▶ WHAT YOU ARE ASKED TO DO: Report how many lines of the listing below include the word "this". Give nothing but the number.

-- -- --

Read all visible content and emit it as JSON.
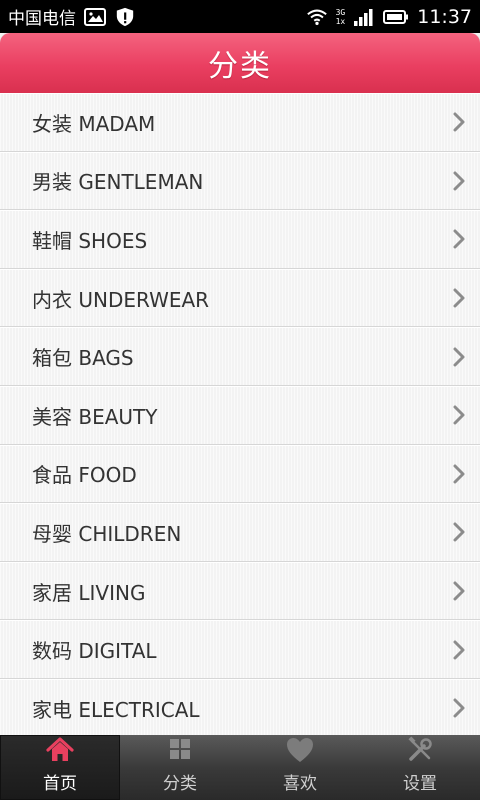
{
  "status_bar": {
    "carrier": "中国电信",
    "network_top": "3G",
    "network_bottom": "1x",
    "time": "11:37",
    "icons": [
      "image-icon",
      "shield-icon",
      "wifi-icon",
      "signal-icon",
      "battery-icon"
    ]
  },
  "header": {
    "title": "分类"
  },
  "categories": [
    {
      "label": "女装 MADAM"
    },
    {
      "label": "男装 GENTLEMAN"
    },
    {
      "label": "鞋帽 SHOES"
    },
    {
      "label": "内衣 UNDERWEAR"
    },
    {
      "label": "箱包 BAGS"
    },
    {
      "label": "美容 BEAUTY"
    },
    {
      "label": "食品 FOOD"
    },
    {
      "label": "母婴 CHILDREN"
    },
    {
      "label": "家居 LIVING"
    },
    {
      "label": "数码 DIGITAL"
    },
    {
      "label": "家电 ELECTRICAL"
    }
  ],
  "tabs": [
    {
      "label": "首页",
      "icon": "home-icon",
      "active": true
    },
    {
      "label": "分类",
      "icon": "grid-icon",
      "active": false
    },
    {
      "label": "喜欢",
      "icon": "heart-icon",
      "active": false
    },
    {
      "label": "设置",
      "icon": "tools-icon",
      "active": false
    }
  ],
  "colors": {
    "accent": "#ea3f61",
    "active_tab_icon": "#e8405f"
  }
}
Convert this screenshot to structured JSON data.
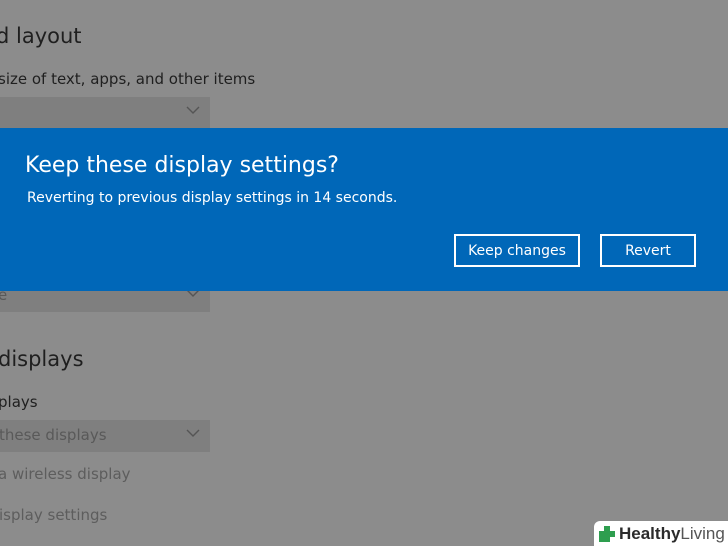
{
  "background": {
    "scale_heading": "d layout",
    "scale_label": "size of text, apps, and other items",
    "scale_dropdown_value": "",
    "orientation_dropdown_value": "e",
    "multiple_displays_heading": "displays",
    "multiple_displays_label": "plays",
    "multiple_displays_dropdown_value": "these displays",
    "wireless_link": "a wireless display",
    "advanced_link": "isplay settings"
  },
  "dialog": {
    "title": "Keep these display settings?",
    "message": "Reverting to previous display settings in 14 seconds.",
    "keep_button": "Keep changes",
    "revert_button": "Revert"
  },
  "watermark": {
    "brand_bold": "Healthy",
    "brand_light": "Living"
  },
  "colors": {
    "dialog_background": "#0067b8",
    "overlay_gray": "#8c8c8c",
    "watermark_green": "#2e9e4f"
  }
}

-- -- --

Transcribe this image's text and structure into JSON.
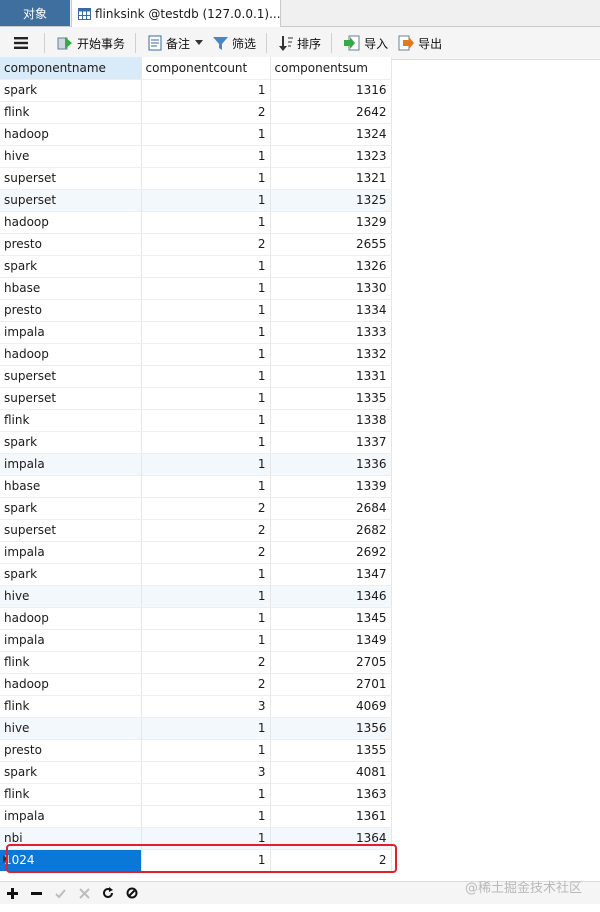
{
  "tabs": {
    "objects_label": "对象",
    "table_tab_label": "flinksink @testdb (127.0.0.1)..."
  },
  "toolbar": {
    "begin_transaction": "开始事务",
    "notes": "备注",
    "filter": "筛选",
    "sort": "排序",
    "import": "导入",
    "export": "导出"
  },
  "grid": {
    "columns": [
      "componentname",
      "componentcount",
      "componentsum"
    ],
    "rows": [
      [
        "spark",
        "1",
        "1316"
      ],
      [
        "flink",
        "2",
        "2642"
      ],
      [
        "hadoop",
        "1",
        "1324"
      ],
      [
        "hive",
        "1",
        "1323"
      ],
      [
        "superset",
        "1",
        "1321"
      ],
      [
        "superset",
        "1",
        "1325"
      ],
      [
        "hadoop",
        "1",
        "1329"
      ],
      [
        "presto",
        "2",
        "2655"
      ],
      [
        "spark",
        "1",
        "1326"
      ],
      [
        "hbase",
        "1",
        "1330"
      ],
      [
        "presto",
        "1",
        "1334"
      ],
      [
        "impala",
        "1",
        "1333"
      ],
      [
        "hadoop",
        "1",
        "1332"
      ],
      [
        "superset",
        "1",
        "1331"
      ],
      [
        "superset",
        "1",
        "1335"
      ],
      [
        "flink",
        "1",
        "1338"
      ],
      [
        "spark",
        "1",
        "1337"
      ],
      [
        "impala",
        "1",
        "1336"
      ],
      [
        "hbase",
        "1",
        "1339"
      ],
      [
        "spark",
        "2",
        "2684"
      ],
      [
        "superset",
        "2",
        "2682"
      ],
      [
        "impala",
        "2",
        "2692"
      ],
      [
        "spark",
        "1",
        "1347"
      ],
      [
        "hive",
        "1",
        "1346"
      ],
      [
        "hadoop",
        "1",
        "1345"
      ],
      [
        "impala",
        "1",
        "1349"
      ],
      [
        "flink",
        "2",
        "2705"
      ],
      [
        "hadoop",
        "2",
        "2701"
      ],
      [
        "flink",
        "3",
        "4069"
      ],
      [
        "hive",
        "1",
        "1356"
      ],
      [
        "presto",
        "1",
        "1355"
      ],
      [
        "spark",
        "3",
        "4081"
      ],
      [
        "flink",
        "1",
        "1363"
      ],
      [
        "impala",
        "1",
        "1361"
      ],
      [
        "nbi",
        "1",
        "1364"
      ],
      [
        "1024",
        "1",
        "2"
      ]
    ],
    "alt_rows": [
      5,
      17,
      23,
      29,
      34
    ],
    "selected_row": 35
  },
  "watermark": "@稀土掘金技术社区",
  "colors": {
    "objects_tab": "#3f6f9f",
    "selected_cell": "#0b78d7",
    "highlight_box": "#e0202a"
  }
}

-- -- --

▶ EXERCISE OUTPUT: 2